(Figure record listings)
** begin **

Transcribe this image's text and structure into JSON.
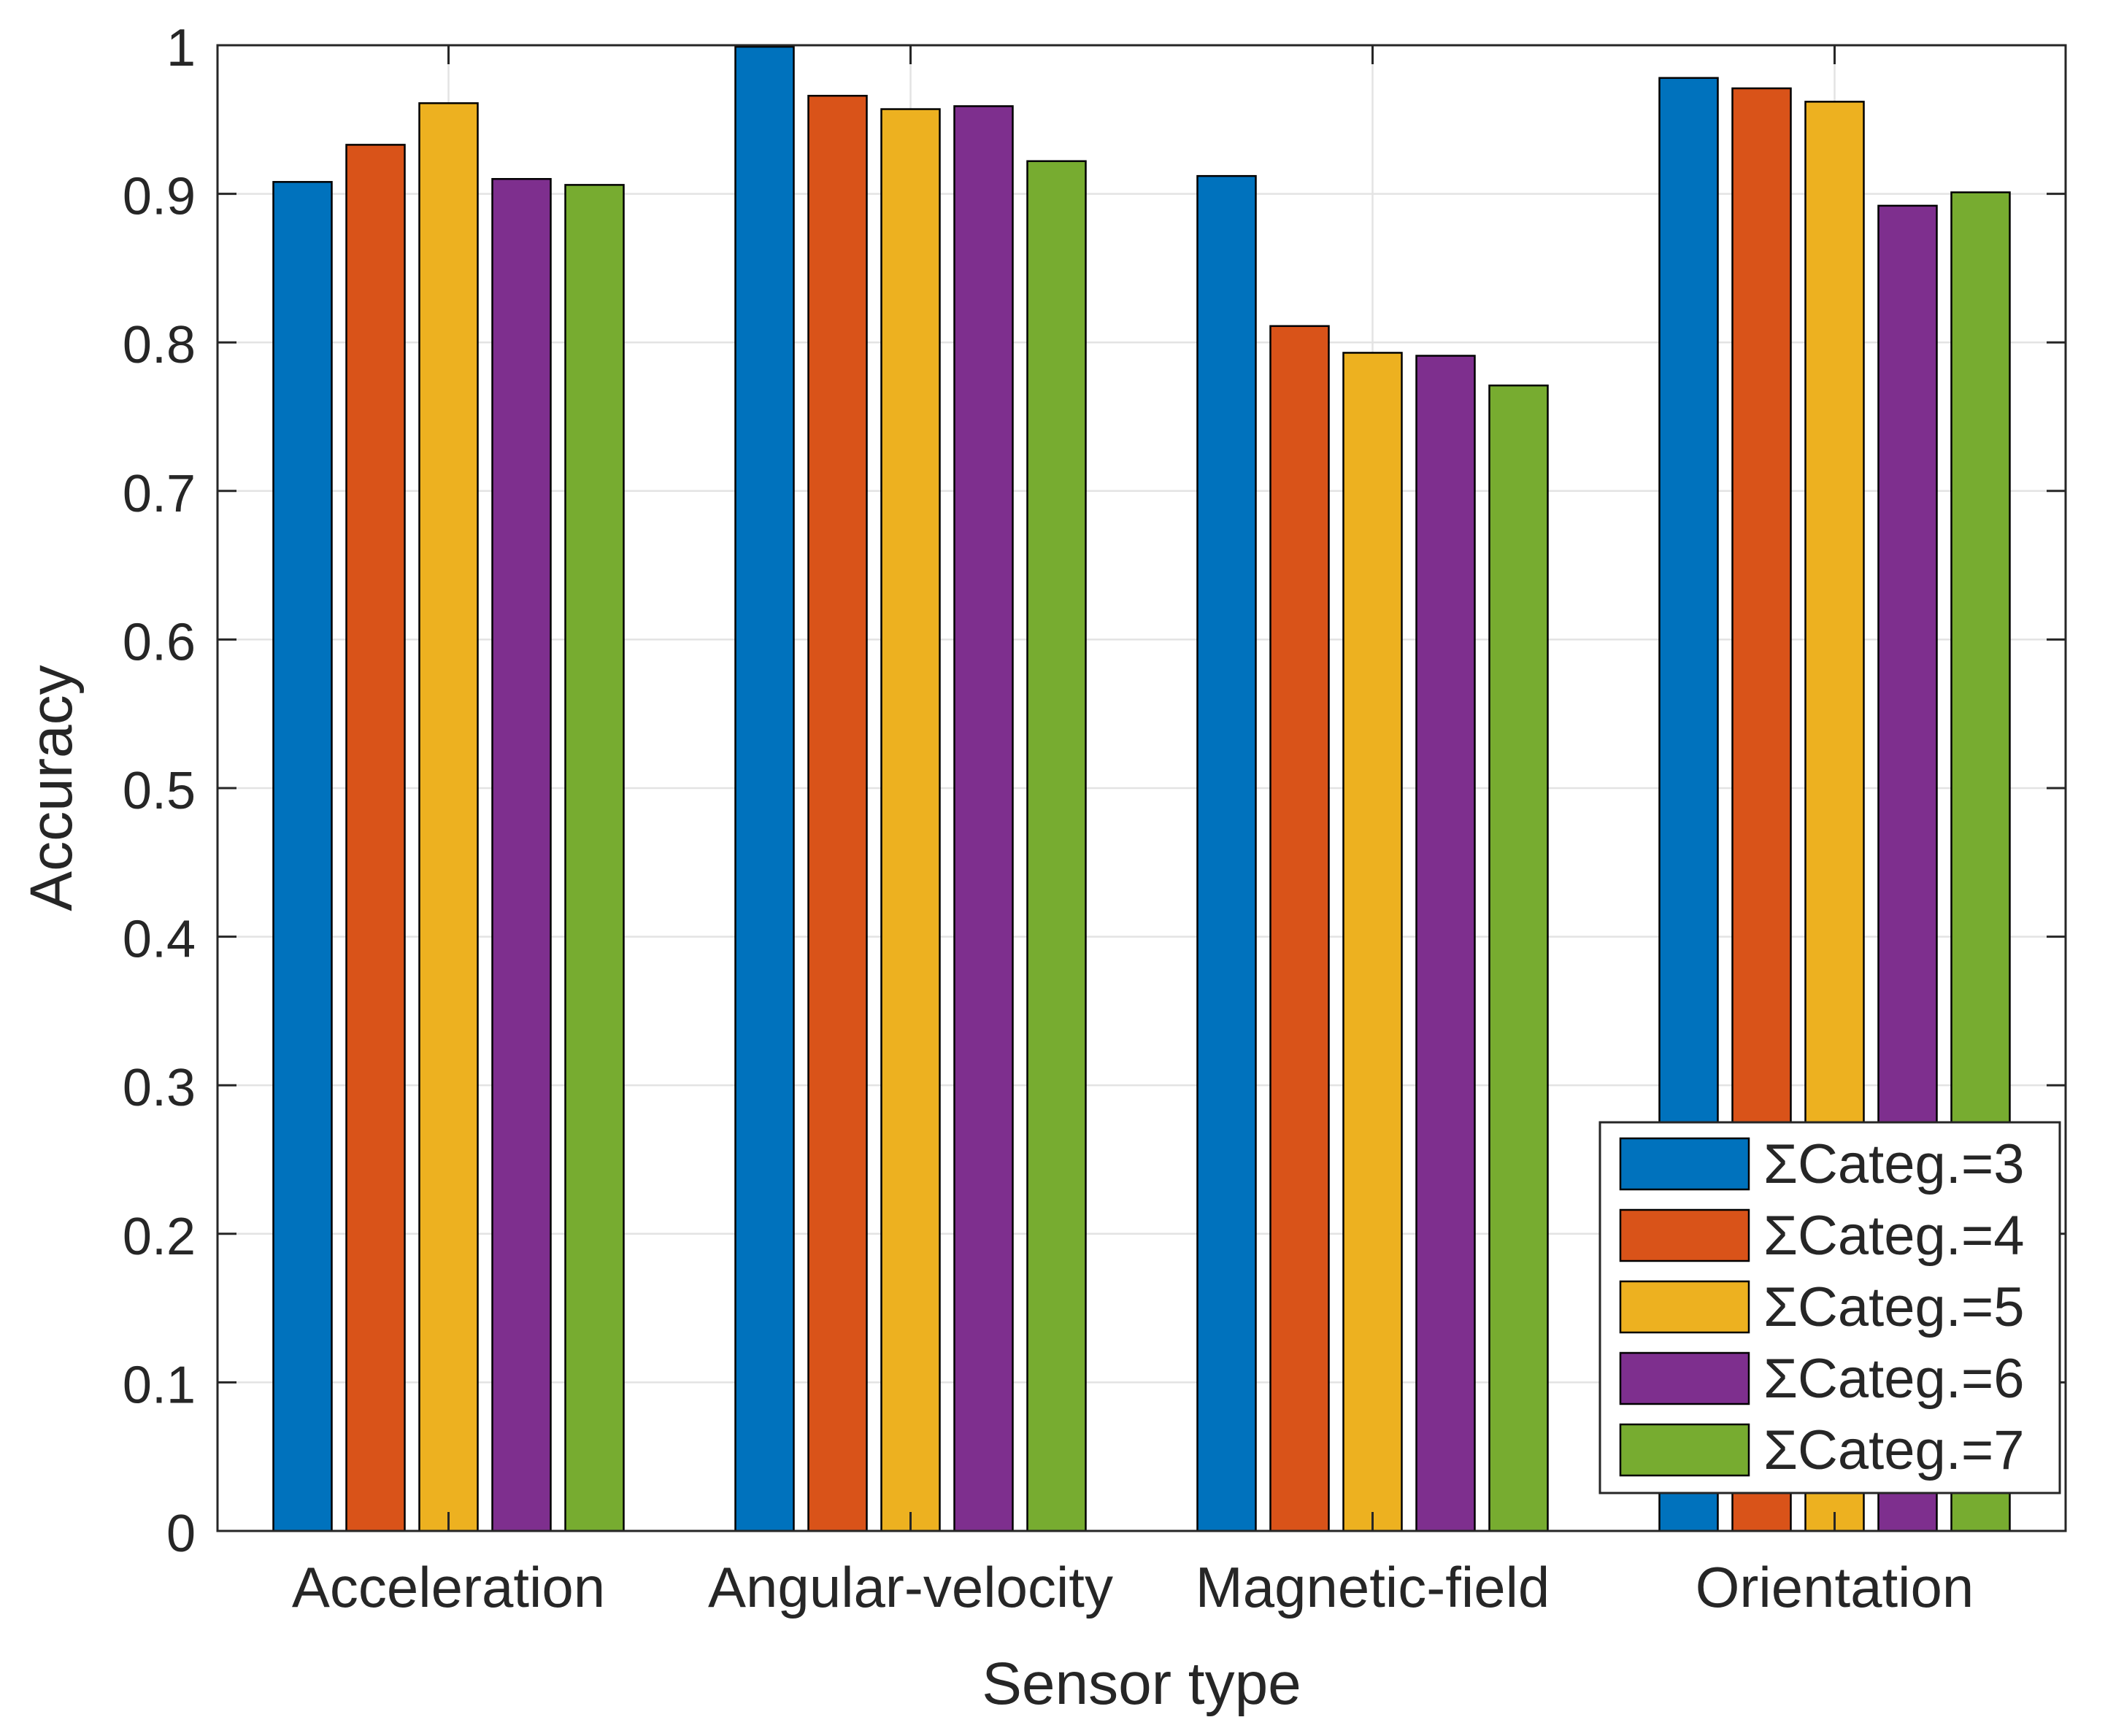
{
  "chart_data": {
    "type": "bar",
    "title": "",
    "xlabel": "Sensor type",
    "ylabel": "Accuracy",
    "categories": [
      "Acceleration",
      "Angular-velocity",
      "Magnetic-field",
      "Orientation"
    ],
    "ylim": [
      0,
      1
    ],
    "yticks": [
      "0",
      "0.1",
      "0.2",
      "0.3",
      "0.4",
      "0.5",
      "0.6",
      "0.7",
      "0.8",
      "0.9",
      "1"
    ],
    "grid": true,
    "legend_position": "bottom-right",
    "series": [
      {
        "name": "ΣCateg.=3",
        "color": "#0072BD",
        "values": [
          0.908,
          0.999,
          0.912,
          0.978
        ]
      },
      {
        "name": "ΣCateg.=4",
        "color": "#D95319",
        "values": [
          0.933,
          0.966,
          0.811,
          0.971
        ]
      },
      {
        "name": "ΣCateg.=5",
        "color": "#EDB120",
        "values": [
          0.961,
          0.957,
          0.793,
          0.962
        ]
      },
      {
        "name": "ΣCateg.=6",
        "color": "#7E2F8E",
        "values": [
          0.91,
          0.959,
          0.791,
          0.892
        ]
      },
      {
        "name": "ΣCateg.=7",
        "color": "#77AC30",
        "values": [
          0.906,
          0.922,
          0.771,
          0.901
        ]
      }
    ]
  }
}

** end **

-- Task description --
Print out every entry above without changing a word, and leave out the pictures.

-- Solved exercise --
Transcribe this image's text and structure into JSON.
{
  "chart_data": {
    "type": "bar",
    "title": "",
    "xlabel": "Sensor type",
    "ylabel": "Accuracy",
    "categories": [
      "Acceleration",
      "Angular-velocity",
      "Magnetic-field",
      "Orientation"
    ],
    "ylim": [
      0,
      1
    ],
    "yticks": [
      "0",
      "0.1",
      "0.2",
      "0.3",
      "0.4",
      "0.5",
      "0.6",
      "0.7",
      "0.8",
      "0.9",
      "1"
    ],
    "grid": true,
    "legend_position": "bottom-right",
    "series": [
      {
        "name": "ΣCateg.=3",
        "color": "#0072BD",
        "values": [
          0.908,
          0.999,
          0.912,
          0.978
        ]
      },
      {
        "name": "ΣCateg.=4",
        "color": "#D95319",
        "values": [
          0.933,
          0.966,
          0.811,
          0.971
        ]
      },
      {
        "name": "ΣCateg.=5",
        "color": "#EDB120",
        "values": [
          0.961,
          0.957,
          0.793,
          0.962
        ]
      },
      {
        "name": "ΣCateg.=6",
        "color": "#7E2F8E",
        "values": [
          0.91,
          0.959,
          0.791,
          0.892
        ]
      },
      {
        "name": "ΣCateg.=7",
        "color": "#77AC30",
        "values": [
          0.906,
          0.922,
          0.771,
          0.901
        ]
      }
    ]
  }
}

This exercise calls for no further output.